# [What this task involves]
Each record below must be returned exactly as shown.

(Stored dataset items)
=-=-=
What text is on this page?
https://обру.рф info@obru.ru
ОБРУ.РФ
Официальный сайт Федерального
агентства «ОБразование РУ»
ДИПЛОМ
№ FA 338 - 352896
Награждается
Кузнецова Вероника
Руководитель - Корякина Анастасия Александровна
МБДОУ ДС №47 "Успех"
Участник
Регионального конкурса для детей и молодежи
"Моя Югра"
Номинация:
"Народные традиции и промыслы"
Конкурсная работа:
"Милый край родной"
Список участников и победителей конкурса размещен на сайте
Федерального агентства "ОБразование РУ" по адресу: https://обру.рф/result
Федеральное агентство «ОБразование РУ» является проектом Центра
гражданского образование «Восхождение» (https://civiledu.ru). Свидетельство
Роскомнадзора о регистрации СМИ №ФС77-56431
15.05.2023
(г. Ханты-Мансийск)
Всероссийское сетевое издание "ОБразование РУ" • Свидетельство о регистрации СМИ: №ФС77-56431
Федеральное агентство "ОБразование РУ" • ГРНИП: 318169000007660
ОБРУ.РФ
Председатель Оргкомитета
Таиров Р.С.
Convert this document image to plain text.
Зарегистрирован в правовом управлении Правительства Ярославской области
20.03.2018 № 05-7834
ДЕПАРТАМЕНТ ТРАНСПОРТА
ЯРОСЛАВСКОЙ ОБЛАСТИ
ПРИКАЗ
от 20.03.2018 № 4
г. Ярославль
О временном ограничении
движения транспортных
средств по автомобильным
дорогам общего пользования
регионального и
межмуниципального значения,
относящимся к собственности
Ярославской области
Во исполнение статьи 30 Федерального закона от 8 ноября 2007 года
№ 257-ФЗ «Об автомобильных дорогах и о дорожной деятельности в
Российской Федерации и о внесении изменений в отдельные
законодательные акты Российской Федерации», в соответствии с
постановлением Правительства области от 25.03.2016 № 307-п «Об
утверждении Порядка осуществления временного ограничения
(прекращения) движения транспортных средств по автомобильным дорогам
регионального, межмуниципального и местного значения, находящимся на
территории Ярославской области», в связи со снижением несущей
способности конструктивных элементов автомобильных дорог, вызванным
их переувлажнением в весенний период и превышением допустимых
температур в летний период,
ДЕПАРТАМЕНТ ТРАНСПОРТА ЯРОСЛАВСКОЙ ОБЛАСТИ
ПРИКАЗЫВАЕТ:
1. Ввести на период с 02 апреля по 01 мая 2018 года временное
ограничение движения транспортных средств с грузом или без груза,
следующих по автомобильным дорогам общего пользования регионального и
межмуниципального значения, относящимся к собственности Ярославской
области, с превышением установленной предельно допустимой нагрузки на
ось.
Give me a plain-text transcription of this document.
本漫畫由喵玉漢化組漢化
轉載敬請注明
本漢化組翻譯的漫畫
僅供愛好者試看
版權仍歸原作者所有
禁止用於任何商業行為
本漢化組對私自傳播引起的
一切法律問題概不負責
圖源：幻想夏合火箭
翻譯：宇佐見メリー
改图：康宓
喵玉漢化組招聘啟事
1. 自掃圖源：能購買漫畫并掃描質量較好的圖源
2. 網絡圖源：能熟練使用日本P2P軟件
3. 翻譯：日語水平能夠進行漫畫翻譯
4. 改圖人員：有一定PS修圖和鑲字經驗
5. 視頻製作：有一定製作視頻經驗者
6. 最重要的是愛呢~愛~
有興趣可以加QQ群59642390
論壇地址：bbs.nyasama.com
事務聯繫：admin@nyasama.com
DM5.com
=-=-=
# [Output for this exercise]
What text is on this page?
https://обру.рф info@obru.ru
ОБРУ.РФ
Официальный сайт Федерального
агентства «ОБразование РУ»
ДИПЛОМ
№ FA 338 - 352896
Награждается
Кузнецова Вероника
Руководитель - Корякина Анастасия Александровна
МБДОУ ДС №47 "Успех"
Участник
Регионального конкурса для детей и молодежи
"Моя Югра"
Номинация:
"Народные традиции и промыслы"
Конкурсная работа:
"Милый край родной"
Список участников и победителей конкурса размещен на сайте
Федерального агентства "ОБразование РУ" по адресу: https://обру.рф/result
Федеральное агентство «ОБразование РУ» является проектом Центра
гражданского образование «Восхождение» (https://civiledu.ru). Свидетельство
Роскомнадзора о регистрации СМИ №ФС77-56431
15.05.2023
(г. Ханты-Мансийск)
Всероссийское сетевое издание "ОБразование РУ" • Свидетельство о регистрации СМИ: №ФС77-56431
Федеральное агентство "ОБразование РУ" • ГРНИП: 318169000007660
ОБРУ.РФ
Председатель Оргкомитета
Таиров Р.С.
Convert this document image to plain text.
Зарегистрирован в правовом управлении Правительства Ярославской области
20.03.2018 № 05-7834
ДЕПАРТАМЕНТ ТРАНСПОРТА
ЯРОСЛАВСКОЙ ОБЛАСТИ
ПРИКАЗ
от 20.03.2018 № 4
г. Ярославль
О временном ограничении
движения транспортных
средств по автомобильным
дорогам общего пользования
регионального и
межмуниципального значения,
относящимся к собственности
Ярославской области
Во исполнение статьи 30 Федерального закона от 8 ноября 2007 года
№ 257-ФЗ «Об автомобильных дорогах и о дорожной деятельности в
Российской Федерации и о внесении изменений в отдельные
законодательные акты Российской Федерации», в соответствии с
постановлением Правительства области от 25.03.2016 № 307-п «Об
утверждении Порядка осуществления временного ограничения
(прекращения) движения транспортных средств по автомобильным дорогам
регионального, межмуниципального и местного значения, находящимся на
территории Ярославской области», в связи со снижением несущей
способности конструктивных элементов автомобильных дорог, вызванным
их переувлажнением в весенний период и превышением допустимых
температур в летний период,
ДЕПАРТАМЕНТ ТРАНСПОРТА ЯРОСЛАВСКОЙ ОБЛАСТИ
ПРИКАЗЫВАЕТ:
1. Ввести на период с 02 апреля по 01 мая 2018 года временное
ограничение движения транспортных средств с грузом или без груза,
следующих по автомобильным дорогам общего пользования регионального и
межмуниципального значения, относящимся к собственности Ярославской
области, с превышением установленной предельно допустимой нагрузки на
ось.
Give me a plain-text transcription of this document.
本漫畫由喵玉漢化組漢化
轉載敬請注明
本漢化組翻譯的漫畫
僅供愛好者試看
版權仍歸原作者所有
禁止用於任何商業行為
本漢化組對私自傳播引起的
一切法律問題概不負責
圖源：幻想夏合火箭
翻譯：宇佐見メリー
改图：康宓
喵玉漢化組招聘啟事
1. 自掃圖源：能購買漫畫并掃描質量較好的圖源
2. 網絡圖源：能熟練使用日本P2P軟件
3. 翻譯：日語水平能夠進行漫畫翻譯
4. 改圖人員：有一定PS修圖和鑲字經驗
5. 視頻製作：有一定製作視頻經驗者
6. 最重要的是愛呢~愛~
有興趣可以加QQ群59642390
論壇地址：bbs.nyasama.com
事務聯繫：admin@nyasama.com
DM5.com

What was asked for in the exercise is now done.